**What is expected**: Output each entry exactly; skip nothing.
:::::
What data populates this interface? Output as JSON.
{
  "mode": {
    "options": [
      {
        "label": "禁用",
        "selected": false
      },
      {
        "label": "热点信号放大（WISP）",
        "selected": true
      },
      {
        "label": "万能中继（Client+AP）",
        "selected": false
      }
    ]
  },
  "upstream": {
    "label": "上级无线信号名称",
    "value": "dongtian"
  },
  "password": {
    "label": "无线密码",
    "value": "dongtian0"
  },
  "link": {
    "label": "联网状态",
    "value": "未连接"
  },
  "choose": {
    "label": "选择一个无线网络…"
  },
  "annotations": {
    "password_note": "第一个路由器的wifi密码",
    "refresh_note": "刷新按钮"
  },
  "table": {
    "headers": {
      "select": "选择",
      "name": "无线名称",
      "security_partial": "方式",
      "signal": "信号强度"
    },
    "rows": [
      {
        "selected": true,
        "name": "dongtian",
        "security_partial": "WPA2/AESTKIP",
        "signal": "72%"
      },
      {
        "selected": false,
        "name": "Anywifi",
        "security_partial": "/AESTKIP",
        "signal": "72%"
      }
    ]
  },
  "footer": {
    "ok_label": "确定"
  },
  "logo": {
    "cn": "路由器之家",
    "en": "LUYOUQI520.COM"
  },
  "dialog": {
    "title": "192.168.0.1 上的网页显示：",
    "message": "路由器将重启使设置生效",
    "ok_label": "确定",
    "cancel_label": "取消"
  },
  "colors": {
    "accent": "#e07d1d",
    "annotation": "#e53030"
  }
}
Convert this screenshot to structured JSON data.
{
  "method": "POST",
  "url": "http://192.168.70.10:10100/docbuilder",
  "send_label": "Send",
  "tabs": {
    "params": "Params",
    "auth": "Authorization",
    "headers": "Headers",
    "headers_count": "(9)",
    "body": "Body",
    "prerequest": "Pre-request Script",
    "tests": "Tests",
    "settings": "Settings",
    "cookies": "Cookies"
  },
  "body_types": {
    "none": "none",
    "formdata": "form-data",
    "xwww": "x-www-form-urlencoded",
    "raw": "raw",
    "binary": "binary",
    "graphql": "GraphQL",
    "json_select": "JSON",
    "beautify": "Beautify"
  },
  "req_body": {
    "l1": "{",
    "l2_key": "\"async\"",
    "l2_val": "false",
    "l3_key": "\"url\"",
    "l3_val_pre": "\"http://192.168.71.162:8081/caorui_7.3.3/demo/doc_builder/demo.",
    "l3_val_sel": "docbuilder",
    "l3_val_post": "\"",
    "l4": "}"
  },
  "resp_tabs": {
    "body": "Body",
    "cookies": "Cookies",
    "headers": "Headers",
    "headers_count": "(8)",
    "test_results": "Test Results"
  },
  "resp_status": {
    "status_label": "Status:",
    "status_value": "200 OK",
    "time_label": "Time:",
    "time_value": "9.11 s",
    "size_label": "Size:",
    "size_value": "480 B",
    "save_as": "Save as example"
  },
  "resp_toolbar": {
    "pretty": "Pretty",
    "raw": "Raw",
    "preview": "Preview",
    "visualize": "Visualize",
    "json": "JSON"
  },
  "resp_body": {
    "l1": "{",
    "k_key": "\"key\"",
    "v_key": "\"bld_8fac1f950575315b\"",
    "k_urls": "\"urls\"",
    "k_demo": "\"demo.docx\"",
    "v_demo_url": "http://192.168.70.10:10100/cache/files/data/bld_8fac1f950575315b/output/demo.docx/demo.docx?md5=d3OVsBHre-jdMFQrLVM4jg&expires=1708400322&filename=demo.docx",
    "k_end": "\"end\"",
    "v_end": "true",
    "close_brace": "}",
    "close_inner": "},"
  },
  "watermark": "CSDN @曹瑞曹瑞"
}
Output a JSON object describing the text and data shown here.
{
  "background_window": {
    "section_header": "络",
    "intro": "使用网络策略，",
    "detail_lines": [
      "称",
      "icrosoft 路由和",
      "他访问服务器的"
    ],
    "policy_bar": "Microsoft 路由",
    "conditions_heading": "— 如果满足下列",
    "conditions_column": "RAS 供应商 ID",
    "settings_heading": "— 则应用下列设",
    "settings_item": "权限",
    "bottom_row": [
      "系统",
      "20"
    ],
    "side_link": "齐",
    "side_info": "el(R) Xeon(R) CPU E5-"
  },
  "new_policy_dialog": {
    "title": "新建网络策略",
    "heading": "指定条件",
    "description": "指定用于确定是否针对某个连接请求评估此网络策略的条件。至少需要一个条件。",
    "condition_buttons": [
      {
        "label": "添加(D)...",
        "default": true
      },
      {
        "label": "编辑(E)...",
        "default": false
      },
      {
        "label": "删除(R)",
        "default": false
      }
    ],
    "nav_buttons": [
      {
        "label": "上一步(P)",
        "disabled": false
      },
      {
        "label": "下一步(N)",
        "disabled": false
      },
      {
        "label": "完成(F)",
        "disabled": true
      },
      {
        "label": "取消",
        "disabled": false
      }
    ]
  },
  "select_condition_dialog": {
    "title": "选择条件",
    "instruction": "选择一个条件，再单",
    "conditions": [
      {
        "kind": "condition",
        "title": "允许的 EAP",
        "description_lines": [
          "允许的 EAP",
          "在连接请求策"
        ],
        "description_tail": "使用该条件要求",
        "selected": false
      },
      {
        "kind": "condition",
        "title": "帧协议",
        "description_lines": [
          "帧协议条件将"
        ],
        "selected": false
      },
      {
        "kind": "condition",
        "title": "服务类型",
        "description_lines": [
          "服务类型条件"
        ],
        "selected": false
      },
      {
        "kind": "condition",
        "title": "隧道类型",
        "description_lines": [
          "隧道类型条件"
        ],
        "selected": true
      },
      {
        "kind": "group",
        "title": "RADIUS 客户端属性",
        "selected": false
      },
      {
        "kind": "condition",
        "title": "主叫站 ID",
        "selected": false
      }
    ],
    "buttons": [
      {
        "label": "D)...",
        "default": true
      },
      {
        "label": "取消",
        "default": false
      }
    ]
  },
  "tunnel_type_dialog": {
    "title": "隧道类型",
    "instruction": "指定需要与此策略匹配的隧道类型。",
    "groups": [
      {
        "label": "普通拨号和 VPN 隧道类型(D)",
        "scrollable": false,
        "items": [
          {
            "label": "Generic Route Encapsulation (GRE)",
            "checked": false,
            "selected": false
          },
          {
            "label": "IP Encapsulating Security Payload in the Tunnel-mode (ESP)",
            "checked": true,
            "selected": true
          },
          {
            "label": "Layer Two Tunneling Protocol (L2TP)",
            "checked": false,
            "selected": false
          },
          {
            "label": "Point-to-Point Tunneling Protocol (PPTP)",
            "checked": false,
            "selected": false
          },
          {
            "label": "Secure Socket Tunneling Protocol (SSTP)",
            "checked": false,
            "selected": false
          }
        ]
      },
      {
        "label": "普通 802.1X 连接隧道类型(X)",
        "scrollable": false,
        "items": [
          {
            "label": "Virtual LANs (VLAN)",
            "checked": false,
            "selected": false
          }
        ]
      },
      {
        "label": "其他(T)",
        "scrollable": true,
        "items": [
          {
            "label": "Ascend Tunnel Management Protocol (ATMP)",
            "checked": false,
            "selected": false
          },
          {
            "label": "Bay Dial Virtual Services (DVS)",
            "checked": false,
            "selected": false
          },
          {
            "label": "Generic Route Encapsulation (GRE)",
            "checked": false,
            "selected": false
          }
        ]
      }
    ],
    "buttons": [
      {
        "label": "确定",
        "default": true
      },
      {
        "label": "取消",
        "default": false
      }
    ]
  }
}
:::::
**The response**:
What data populates this interface? Output as JSON.
{
  "mode": {
    "options": [
      {
        "label": "禁用",
        "selected": false
      },
      {
        "label": "热点信号放大（WISP）",
        "selected": true
      },
      {
        "label": "万能中继（Client+AP）",
        "selected": false
      }
    ]
  },
  "upstream": {
    "label": "上级无线信号名称",
    "value": "dongtian"
  },
  "password": {
    "label": "无线密码",
    "value": "dongtian0"
  },
  "link": {
    "label": "联网状态",
    "value": "未连接"
  },
  "choose": {
    "label": "选择一个无线网络…"
  },
  "annotations": {
    "password_note": "第一个路由器的wifi密码",
    "refresh_note": "刷新按钮"
  },
  "table": {
    "headers": {
      "select": "选择",
      "name": "无线名称",
      "security_partial": "方式",
      "signal": "信号强度"
    },
    "rows": [
      {
        "selected": true,
        "name": "dongtian",
        "security_partial": "WPA2/AESTKIP",
        "signal": "72%"
      },
      {
        "selected": false,
        "name": "Anywifi",
        "security_partial": "/AESTKIP",
        "signal": "72%"
      }
    ]
  },
  "footer": {
    "ok_label": "确定"
  },
  "logo": {
    "cn": "路由器之家",
    "en": "LUYOUQI520.COM"
  },
  "dialog": {
    "title": "192.168.0.1 上的网页显示：",
    "message": "路由器将重启使设置生效",
    "ok_label": "确定",
    "cancel_label": "取消"
  },
  "colors": {
    "accent": "#e07d1d",
    "annotation": "#e53030"
  }
}
Convert this screenshot to structured JSON data.
{
  "method": "POST",
  "url": "http://192.168.70.10:10100/docbuilder",
  "send_label": "Send",
  "tabs": {
    "params": "Params",
    "auth": "Authorization",
    "headers": "Headers",
    "headers_count": "(9)",
    "body": "Body",
    "prerequest": "Pre-request Script",
    "tests": "Tests",
    "settings": "Settings",
    "cookies": "Cookies"
  },
  "body_types": {
    "none": "none",
    "formdata": "form-data",
    "xwww": "x-www-form-urlencoded",
    "raw": "raw",
    "binary": "binary",
    "graphql": "GraphQL",
    "json_select": "JSON",
    "beautify": "Beautify"
  },
  "req_body": {
    "l1": "{",
    "l2_key": "\"async\"",
    "l2_val": "false",
    "l3_key": "\"url\"",
    "l3_val_pre": "\"http://192.168.71.162:8081/caorui_7.3.3/demo/doc_builder/demo.",
    "l3_val_sel": "docbuilder",
    "l3_val_post": "\"",
    "l4": "}"
  },
  "resp_tabs": {
    "body": "Body",
    "cookies": "Cookies",
    "headers": "Headers",
    "headers_count": "(8)",
    "test_results": "Test Results"
  },
  "resp_status": {
    "status_label": "Status:",
    "status_value": "200 OK",
    "time_label": "Time:",
    "time_value": "9.11 s",
    "size_label": "Size:",
    "size_value": "480 B",
    "save_as": "Save as example"
  },
  "resp_toolbar": {
    "pretty": "Pretty",
    "raw": "Raw",
    "preview": "Preview",
    "visualize": "Visualize",
    "json": "JSON"
  },
  "resp_body": {
    "l1": "{",
    "k_key": "\"key\"",
    "v_key": "\"bld_8fac1f950575315b\"",
    "k_urls": "\"urls\"",
    "k_demo": "\"demo.docx\"",
    "v_demo_url": "http://192.168.70.10:10100/cache/files/data/bld_8fac1f950575315b/output/demo.docx/demo.docx?md5=d3OVsBHre-jdMFQrLVM4jg&expires=1708400322&filename=demo.docx",
    "k_end": "\"end\"",
    "v_end": "true",
    "close_brace": "}",
    "close_inner": "},"
  },
  "watermark": "CSDN @曹瑞曹瑞"
}
Output a JSON object describing the text and data shown here.
{
  "background_window": {
    "section_header": "络",
    "intro": "使用网络策略，",
    "detail_lines": [
      "称",
      "icrosoft 路由和",
      "他访问服务器的"
    ],
    "policy_bar": "Microsoft 路由",
    "conditions_heading": "— 如果满足下列",
    "conditions_column": "RAS 供应商 ID",
    "settings_heading": "— 则应用下列设",
    "settings_item": "权限",
    "bottom_row": [
      "系统",
      "20"
    ],
    "side_link": "齐",
    "side_info": "el(R) Xeon(R) CPU E5-"
  },
  "new_policy_dialog": {
    "title": "新建网络策略",
    "heading": "指定条件",
    "description": "指定用于确定是否针对某个连接请求评估此网络策略的条件。至少需要一个条件。",
    "condition_buttons": [
      {
        "label": "添加(D)...",
        "default": true
      },
      {
        "label": "编辑(E)...",
        "default": false
      },
      {
        "label": "删除(R)",
        "default": false
      }
    ],
    "nav_buttons": [
      {
        "label": "上一步(P)",
        "disabled": false
      },
      {
        "label": "下一步(N)",
        "disabled": false
      },
      {
        "label": "完成(F)",
        "disabled": true
      },
      {
        "label": "取消",
        "disabled": false
      }
    ]
  },
  "select_condition_dialog": {
    "title": "选择条件",
    "instruction": "选择一个条件，再单",
    "conditions": [
      {
        "kind": "condition",
        "title": "允许的 EAP",
        "description_lines": [
          "允许的 EAP",
          "在连接请求策"
        ],
        "description_tail": "使用该条件要求",
        "selected": false
      },
      {
        "kind": "condition",
        "title": "帧协议",
        "description_lines": [
          "帧协议条件将"
        ],
        "selected": false
      },
      {
        "kind": "condition",
        "title": "服务类型",
        "description_lines": [
          "服务类型条件"
        ],
        "selected": false
      },
      {
        "kind": "condition",
        "title": "隧道类型",
        "description_lines": [
          "隧道类型条件"
        ],
        "selected": true
      },
      {
        "kind": "group",
        "title": "RADIUS 客户端属性",
        "selected": false
      },
      {
        "kind": "condition",
        "title": "主叫站 ID",
        "selected": false
      }
    ],
    "buttons": [
      {
        "label": "D)...",
        "default": true
      },
      {
        "label": "取消",
        "default": false
      }
    ]
  },
  "tunnel_type_dialog": {
    "title": "隧道类型",
    "instruction": "指定需要与此策略匹配的隧道类型。",
    "groups": [
      {
        "label": "普通拨号和 VPN 隧道类型(D)",
        "scrollable": false,
        "items": [
          {
            "label": "Generic Route Encapsulation (GRE)",
            "checked": false,
            "selected": false
          },
          {
            "label": "IP Encapsulating Security Payload in the Tunnel-mode (ESP)",
            "checked": true,
            "selected": true
          },
          {
            "label": "Layer Two Tunneling Protocol (L2TP)",
            "checked": false,
            "selected": false
          },
          {
            "label": "Point-to-Point Tunneling Protocol (PPTP)",
            "checked": false,
            "selected": false
          },
          {
            "label": "Secure Socket Tunneling Protocol (SSTP)",
            "checked": false,
            "selected": false
          }
        ]
      },
      {
        "label": "普通 802.1X 连接隧道类型(X)",
        "scrollable": false,
        "items": [
          {
            "label": "Virtual LANs (VLAN)",
            "checked": false,
            "selected": false
          }
        ]
      },
      {
        "label": "其他(T)",
        "scrollable": true,
        "items": [
          {
            "label": "Ascend Tunnel Management Protocol (ATMP)",
            "checked": false,
            "selected": false
          },
          {
            "label": "Bay Dial Virtual Services (DVS)",
            "checked": false,
            "selected": false
          },
          {
            "label": "Generic Route Encapsulation (GRE)",
            "checked": false,
            "selected": false
          }
        ]
      }
    ],
    "buttons": [
      {
        "label": "确定",
        "default": true
      },
      {
        "label": "取消",
        "default": false
      }
    ]
  }
}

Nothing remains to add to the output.